**SHORT PROBLEM**: Word for word, restate every line of the listing that follows.

**SUPPLIED RECORDS**:
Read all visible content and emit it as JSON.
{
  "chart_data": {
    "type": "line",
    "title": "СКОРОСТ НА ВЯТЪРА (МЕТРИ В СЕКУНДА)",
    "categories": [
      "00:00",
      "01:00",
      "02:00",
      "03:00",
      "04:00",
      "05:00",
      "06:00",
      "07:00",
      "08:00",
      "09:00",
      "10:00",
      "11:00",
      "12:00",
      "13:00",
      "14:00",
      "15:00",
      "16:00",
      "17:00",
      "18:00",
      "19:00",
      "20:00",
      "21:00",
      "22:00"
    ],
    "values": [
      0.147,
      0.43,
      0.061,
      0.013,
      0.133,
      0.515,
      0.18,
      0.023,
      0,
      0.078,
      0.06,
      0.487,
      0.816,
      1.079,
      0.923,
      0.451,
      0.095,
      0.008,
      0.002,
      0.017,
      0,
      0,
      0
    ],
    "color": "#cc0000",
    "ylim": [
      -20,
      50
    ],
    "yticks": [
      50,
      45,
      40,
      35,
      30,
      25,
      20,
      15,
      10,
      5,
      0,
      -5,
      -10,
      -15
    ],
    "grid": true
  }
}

**FULL RESPONSE**:
Read all visible content and emit it as JSON.
{
  "chart_data": {
    "type": "line",
    "title": "СКОРОСТ НА ВЯТЪРА (МЕТРИ В СЕКУНДА)",
    "categories": [
      "00:00",
      "01:00",
      "02:00",
      "03:00",
      "04:00",
      "05:00",
      "06:00",
      "07:00",
      "08:00",
      "09:00",
      "10:00",
      "11:00",
      "12:00",
      "13:00",
      "14:00",
      "15:00",
      "16:00",
      "17:00",
      "18:00",
      "19:00",
      "20:00",
      "21:00",
      "22:00"
    ],
    "values": [
      0.147,
      0.43,
      0.061,
      0.013,
      0.133,
      0.515,
      0.18,
      0.023,
      0,
      0.078,
      0.06,
      0.487,
      0.816,
      1.079,
      0.923,
      0.451,
      0.095,
      0.008,
      0.002,
      0.017,
      0,
      0,
      0
    ],
    "color": "#cc0000",
    "ylim": [
      -20,
      50
    ],
    "yticks": [
      50,
      45,
      40,
      35,
      30,
      25,
      20,
      15,
      10,
      5,
      0,
      -5,
      -10,
      -15
    ],
    "grid": true
  }
}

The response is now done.